◆ **Excerpt provided**
Polymeric PGNs from Gram-positive and Gram-negative bacteria or a mixture of oligomeric muropeptides derived thereof act as PAMPs in the model plant Arabidopsis thaliana (18, 19). Our previous experiments suggested that the carbohydrate backbone of PGN is important for its immunogenic activity and that PGN is recognized in a receptor-mediated manner in Arabidopsis (19). Plant lysin-motif (LysM) domain proteins have been widely implicated in the recognition of GlcNAc-containing glycans. In legumes, establishment of symbiosis with soil-borne rhizobacteria requires LysM domain receptor proteins mediating the recognition of bacterial lipochitooligosaccharide nodulation (Nod) factors (20, 21). Likewise, recognition of the fungal PAMP chitin (an unbranched 1,4-linked GlcNAc homopolymer) and immune stimulation in Oryza sativa or Arabidopsis are dependent on LysM-type PRRs OsCEBiP/OsCERK1 or AtCERK1, respectively (22–25). Importantly, previous studies further suggested that Arabidopsis employs different perception systems for bacterial PGN and fungal chitin (19), despite the fact that the latter is structurally closely related to the carbohydrate moiety of bacterial PGN. Here we report the identification of a tripartite PGN recognition system in the plasma membrane of Arabidopsis with shared functions in PGN sensing and transmembrane signaling. This system comprises two LysM domain proteins implicated in PGN ligand binding (LYM1, LYM3) and a transmembrane LysM receptor kinase (CERK1) that is likely required for conveying the extracellular signal across the plasma membrane and for initiating intracellular signal transduction. Importantly, all three proteins were shown to be indispensable for PGN sensitivity and immunity to bacterial infection.
Results
LysM Domain Proteins LYM1 and LYM3 Bind PGN, Mediate Plant Sensitivity to PGN, and Contribute to Immunity to Bacterial Infection.

[Records from a data collection]

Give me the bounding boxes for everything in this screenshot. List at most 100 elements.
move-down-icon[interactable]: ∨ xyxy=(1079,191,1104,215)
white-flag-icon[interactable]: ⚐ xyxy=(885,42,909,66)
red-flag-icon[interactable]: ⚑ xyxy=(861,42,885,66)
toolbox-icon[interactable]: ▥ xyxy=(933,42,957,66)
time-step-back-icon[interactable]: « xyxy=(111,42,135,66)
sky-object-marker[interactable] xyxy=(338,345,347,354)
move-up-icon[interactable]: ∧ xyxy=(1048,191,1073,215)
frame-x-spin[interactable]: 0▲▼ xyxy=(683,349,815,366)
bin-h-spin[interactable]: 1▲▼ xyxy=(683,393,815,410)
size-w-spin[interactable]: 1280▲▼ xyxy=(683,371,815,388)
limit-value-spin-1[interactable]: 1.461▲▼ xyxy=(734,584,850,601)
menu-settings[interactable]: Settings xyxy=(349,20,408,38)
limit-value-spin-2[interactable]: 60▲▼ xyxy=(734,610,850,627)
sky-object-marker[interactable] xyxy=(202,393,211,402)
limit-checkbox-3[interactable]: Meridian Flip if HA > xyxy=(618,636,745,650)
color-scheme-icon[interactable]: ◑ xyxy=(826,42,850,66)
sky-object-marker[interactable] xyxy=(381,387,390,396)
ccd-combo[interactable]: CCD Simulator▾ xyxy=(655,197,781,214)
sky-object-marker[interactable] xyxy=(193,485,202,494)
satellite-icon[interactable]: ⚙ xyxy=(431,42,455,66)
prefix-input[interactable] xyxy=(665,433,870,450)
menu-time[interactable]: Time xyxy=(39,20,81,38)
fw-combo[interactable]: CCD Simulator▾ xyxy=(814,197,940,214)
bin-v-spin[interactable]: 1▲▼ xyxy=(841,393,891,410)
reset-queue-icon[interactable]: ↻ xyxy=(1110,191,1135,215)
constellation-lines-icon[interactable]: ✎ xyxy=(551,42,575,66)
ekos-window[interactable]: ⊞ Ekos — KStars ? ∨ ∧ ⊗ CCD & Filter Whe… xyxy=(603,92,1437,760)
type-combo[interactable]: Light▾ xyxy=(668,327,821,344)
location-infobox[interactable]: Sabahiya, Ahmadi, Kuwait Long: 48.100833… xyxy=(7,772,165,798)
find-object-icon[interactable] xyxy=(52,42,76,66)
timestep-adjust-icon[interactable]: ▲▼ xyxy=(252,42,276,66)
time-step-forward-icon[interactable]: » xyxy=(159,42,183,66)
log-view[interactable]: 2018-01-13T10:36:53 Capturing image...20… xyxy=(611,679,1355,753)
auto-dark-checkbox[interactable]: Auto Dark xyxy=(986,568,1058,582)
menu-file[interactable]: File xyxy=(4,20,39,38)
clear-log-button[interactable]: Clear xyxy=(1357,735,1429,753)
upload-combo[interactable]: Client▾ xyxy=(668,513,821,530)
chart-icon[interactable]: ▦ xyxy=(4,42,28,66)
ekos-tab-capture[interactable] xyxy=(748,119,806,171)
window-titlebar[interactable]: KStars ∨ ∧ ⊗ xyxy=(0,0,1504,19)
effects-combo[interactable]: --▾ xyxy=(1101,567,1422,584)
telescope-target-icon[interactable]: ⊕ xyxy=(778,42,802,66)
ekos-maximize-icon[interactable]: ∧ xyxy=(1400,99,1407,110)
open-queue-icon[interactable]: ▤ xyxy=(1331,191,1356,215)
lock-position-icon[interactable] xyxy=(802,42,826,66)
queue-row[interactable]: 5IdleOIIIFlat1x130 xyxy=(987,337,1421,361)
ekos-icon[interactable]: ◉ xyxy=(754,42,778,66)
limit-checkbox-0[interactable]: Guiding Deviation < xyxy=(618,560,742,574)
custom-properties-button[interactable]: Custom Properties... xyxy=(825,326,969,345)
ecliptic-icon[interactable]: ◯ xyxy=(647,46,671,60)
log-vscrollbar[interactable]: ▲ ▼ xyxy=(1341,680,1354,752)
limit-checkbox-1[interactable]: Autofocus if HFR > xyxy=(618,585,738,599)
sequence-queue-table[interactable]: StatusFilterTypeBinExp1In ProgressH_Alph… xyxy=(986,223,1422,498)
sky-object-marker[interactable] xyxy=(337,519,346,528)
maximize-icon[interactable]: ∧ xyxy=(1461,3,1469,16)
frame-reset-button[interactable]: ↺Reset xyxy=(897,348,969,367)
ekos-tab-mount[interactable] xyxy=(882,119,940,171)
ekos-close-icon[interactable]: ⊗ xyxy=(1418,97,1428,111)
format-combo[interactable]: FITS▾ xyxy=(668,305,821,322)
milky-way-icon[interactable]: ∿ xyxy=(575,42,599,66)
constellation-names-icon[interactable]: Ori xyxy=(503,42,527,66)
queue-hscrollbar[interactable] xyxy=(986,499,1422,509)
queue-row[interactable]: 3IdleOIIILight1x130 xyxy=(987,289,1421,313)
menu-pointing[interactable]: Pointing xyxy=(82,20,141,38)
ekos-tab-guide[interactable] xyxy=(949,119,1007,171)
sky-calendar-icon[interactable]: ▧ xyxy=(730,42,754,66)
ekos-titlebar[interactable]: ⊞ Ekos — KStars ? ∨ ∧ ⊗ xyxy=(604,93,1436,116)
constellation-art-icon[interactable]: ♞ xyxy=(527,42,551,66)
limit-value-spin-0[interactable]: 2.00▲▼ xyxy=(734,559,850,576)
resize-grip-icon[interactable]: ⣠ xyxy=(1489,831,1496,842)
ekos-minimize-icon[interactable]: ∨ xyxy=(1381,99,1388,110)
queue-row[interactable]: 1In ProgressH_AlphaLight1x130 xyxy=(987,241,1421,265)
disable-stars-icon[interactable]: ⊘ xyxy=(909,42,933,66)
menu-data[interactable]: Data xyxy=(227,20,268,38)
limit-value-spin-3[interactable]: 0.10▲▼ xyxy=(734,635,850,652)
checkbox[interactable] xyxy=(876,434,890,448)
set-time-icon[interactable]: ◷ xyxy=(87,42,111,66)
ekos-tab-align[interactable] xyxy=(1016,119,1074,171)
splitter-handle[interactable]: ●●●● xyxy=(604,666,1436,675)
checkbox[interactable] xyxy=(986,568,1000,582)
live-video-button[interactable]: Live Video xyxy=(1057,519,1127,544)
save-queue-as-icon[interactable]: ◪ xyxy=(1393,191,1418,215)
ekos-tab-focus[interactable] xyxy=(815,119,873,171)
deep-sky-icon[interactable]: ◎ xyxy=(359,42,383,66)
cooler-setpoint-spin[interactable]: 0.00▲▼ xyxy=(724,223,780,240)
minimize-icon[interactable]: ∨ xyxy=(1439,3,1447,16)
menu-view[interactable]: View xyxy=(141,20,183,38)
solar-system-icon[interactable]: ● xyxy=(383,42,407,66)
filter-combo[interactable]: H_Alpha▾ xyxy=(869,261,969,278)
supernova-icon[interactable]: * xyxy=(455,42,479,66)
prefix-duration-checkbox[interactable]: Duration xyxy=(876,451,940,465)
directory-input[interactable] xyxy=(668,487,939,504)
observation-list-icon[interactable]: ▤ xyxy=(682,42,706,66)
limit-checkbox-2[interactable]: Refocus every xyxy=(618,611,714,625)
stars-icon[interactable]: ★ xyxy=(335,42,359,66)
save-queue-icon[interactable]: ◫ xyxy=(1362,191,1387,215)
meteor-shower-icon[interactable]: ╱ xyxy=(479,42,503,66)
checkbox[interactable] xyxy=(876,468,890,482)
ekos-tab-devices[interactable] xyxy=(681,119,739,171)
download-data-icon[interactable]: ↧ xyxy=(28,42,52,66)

◆ **Apply what you read**
A. In the excerpt on peptidoglycan recognition in Arabidopsis, which protein of the tripartite system is a transmembrane LysM receptor kinase?
B. Write the next part of the excerpt on peptidoglycan recognition in Arabidopsis, starting after its final heading.

◆ **Results**
A. CERK1

B.
Infiltration into leaves of different PGN preparations results in the production of reactive oxygen intermediates and substantial reprogramming of the plant transcriptome, including enhanced expression of immune marker genes (18, 19). For example, flagellin-induced receptor kinase FRK1 gene expression is significantly enhanced upon treatment with PGNs from Gram-negative Xanthomonas campestris pv. campestris (Xcc) and Pseudomonas syringae pv. tomato (Pto) or from Gram-positive Bacillus subtilis (Bs) and Staphylococcus aureus (Sa) (Fig. 1A). As all PGNs tested were active triggers of FRK1 expression, the A. thaliana PGN perception system does not appear to discriminate between Lys-type (produced by Sa) or DAP-type PGNs (produced by Xcc, Pto, Bs). Notably, treatment with lysozyme, a muramidase that hydrolyzes O-glycosidic bonds between MurNAc and GlcNAc moieties within complex PGNs, strongly reduced the ability of Xcc PGN to trigger immune marker gene expression (SI Appendix, Fig. 1), suggesting that elicitor activities within the PGN preparations used were not due to contaminating bacterial cell wall components.
Plant LysM domain proteins have been widely implicated in the recognition of GlcNAc-containing glycans, such as Nod factors (20, 21) and chitin (22–25). As our previous experiments had suggested receptor-mediated activation of PGN-induced defenses in Arabidopsis (19), we assumed that PGN recognition and subsequent immune activation might be controlled by a PRR with a LysM domain. The Arabidopsis genome harbors 14 genes encoding LysM domain proteins (SI Appendix, Fig. 2) comprising glycosylphosphatidylinositol-anchored LysM proteins (LYM1–3, LYP), LysM receptor kinases (CERK1, LYK2–5), and extracellular (LysMe) and intracellular nonsecretory LysM proteins (LysMn) (26). We focused on the functional characterization of the LYM3 protein as well as on the closely related protein LYM1 as putative PGN receptors (SI Appendix, Fig. 2). This choice was based on the presumed plasma membrane localization of LYM proteins (27) and of plant PRRs (1, 9), the structural similarity of LYM proteins to the rice chitin receptor CEBiP (22), and the suppression of LYM1 and LYM3 gene expression upon infection with virulent PtoDC3000 bacteria that was similar to that observed for the flagellin receptor FLS2 (SI Appendix, Fig. 3).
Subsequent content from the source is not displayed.